Directions: Extract, from the listing that follows, each line containing the word "description".

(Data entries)
┏━━
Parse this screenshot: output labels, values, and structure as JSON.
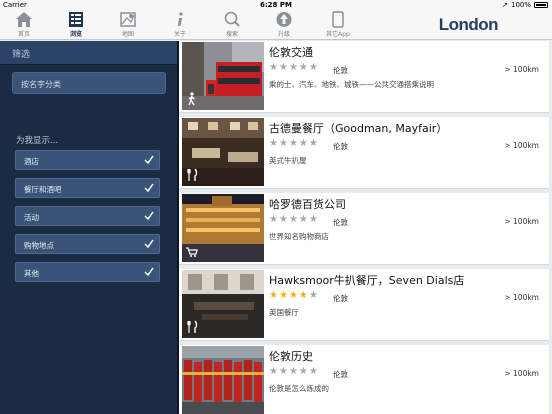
{
  "status": {
    "carrier": "Carrier",
    "time": "6:28 PM",
    "battery": "100%"
  },
  "toolbar": {
    "tabs": [
      {
        "label": "首页",
        "icon": "home-icon"
      },
      {
        "label": "浏览",
        "icon": "list-icon"
      },
      {
        "label": "地图",
        "icon": "map-icon"
      },
      {
        "label": "关于",
        "icon": "info-icon"
      },
      {
        "label": "搜索",
        "icon": "search-icon"
      },
      {
        "label": "升级",
        "icon": "upgrade-icon"
      },
      {
        "label": "其它App",
        "icon": "device-icon"
      }
    ],
    "active_tab": "浏览",
    "brand": "London"
  },
  "sidebar": {
    "title": "筛选",
    "search_label": "按名字分类",
    "heading": "为我显示...",
    "filters": [
      {
        "label": "酒店",
        "checked": true
      },
      {
        "label": "餐厅和酒吧",
        "checked": true
      },
      {
        "label": "活动",
        "checked": true
      },
      {
        "label": "购物地点",
        "checked": true
      },
      {
        "label": "其他",
        "checked": true
      }
    ]
  },
  "list": {
    "items": [
      {
        "name": "伦敦交通",
        "rating": 0,
        "city": "伦敦",
        "distance": "> 100km",
        "description": "乘的士、汽车、地铁、城铁——公共交通搭乘说明",
        "category_icon": "walking-person-icon"
      },
      {
        "name": "古德曼餐厅（Goodman, Mayfair）",
        "rating": 0,
        "city": "伦敦",
        "distance": "> 100km",
        "description": "英式牛扒屋",
        "category_icon": "fork-knife-icon"
      },
      {
        "name": "哈罗德百货公司",
        "rating": 0,
        "city": "伦敦",
        "distance": "> 100km",
        "description": "世界知名购物商店",
        "category_icon": "shopping-cart-icon"
      },
      {
        "name": "Hawksmoor牛扒餐厅，Seven Dials店",
        "rating": 4,
        "city": "伦敦",
        "distance": "> 100km",
        "description": "英国餐厅",
        "category_icon": "fork-knife-icon"
      },
      {
        "name": "伦敦历史",
        "rating": 0,
        "city": "伦敦",
        "distance": "> 100km",
        "description": "伦敦是怎么炼成的",
        "category_icon": ""
      }
    ],
    "max_rating": 5
  },
  "colors": {
    "sidebar": "#1b2b44",
    "accent": "#243e63",
    "star_on": "#f2b21c",
    "star_off": "#a8a8a8"
  }
}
┗━━
Completed task:
        "description": "乘的士、汽车、地铁、城铁——公共交通搭乘说明",
        "description": "英式牛扒屋",
        "description": "世界知名购物商店",
        "description": "英国餐厅",
        "description": "伦敦是怎么炼成的",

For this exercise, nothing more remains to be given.